--- Start Input rows ---

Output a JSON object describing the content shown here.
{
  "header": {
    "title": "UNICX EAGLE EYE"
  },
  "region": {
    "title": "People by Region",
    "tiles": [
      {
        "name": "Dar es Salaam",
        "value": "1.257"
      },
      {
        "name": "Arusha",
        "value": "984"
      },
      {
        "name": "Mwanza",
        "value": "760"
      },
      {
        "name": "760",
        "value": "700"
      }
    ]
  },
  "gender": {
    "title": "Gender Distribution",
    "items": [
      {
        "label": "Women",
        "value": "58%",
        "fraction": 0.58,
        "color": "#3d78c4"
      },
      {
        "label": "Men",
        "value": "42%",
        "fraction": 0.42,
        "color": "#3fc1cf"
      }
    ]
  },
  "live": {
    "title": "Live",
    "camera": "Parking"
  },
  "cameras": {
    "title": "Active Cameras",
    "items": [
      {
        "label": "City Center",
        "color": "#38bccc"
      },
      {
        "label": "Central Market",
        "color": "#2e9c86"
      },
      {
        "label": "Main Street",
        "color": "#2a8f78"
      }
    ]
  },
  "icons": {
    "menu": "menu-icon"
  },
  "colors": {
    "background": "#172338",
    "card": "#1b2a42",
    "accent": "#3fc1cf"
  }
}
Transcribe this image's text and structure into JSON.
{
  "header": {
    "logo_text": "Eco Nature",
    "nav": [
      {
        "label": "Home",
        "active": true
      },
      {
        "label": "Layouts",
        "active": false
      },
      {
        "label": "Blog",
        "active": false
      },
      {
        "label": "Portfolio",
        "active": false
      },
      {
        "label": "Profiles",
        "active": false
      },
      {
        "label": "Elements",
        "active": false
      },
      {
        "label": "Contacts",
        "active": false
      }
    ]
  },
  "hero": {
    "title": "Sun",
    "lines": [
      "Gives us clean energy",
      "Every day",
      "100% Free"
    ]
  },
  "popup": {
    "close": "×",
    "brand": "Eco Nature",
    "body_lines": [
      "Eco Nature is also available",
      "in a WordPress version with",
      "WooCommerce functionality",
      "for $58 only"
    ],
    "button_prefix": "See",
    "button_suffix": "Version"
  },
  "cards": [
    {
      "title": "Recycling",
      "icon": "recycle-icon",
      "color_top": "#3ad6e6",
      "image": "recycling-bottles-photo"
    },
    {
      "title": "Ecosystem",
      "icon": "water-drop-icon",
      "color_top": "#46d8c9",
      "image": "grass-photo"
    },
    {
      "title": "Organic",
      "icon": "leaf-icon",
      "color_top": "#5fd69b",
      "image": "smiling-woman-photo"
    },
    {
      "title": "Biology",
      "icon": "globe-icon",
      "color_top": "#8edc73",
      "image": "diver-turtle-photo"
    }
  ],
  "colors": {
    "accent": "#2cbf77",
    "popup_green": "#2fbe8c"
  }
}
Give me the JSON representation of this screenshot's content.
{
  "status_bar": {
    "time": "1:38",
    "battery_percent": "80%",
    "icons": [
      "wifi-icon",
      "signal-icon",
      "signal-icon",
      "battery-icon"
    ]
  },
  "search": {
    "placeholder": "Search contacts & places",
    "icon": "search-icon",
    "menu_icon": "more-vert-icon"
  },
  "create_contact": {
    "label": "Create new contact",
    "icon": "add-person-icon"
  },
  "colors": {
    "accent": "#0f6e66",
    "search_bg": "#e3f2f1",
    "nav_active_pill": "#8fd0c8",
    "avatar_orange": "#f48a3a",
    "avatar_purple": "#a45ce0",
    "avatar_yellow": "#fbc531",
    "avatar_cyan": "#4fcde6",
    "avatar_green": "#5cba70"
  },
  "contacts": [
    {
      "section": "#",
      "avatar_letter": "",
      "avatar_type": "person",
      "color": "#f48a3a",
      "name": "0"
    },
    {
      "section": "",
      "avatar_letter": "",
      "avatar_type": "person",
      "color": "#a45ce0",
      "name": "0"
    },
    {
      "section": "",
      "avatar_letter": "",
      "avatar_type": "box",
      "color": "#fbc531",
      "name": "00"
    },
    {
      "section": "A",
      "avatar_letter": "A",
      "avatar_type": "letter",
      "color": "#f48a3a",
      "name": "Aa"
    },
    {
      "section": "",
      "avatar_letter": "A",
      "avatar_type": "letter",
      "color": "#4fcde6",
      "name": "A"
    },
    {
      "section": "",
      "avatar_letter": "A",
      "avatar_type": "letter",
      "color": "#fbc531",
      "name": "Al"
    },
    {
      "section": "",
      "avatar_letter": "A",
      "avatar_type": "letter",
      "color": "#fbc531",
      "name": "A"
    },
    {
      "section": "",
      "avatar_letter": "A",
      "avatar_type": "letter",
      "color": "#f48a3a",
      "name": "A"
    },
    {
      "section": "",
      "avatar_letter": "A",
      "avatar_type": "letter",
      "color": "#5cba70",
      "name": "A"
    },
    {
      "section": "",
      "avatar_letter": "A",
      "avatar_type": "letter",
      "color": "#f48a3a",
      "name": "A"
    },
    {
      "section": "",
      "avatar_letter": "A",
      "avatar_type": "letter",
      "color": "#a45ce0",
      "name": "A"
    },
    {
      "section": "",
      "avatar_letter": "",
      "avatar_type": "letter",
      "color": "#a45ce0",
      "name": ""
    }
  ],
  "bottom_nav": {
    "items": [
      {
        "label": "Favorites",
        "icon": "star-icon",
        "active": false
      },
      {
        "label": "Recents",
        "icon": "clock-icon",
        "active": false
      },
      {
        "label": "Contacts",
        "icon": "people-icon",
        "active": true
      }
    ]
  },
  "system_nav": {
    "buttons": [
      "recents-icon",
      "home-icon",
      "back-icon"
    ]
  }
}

--- End Input rows ---

* Requirements: Each line with the string "accent" in it needs to be found and copied.

* Exercise response:
    "accent": "#3fc1cf"
    "accent": "#2cbf77",
    "accent": "#0f6e66",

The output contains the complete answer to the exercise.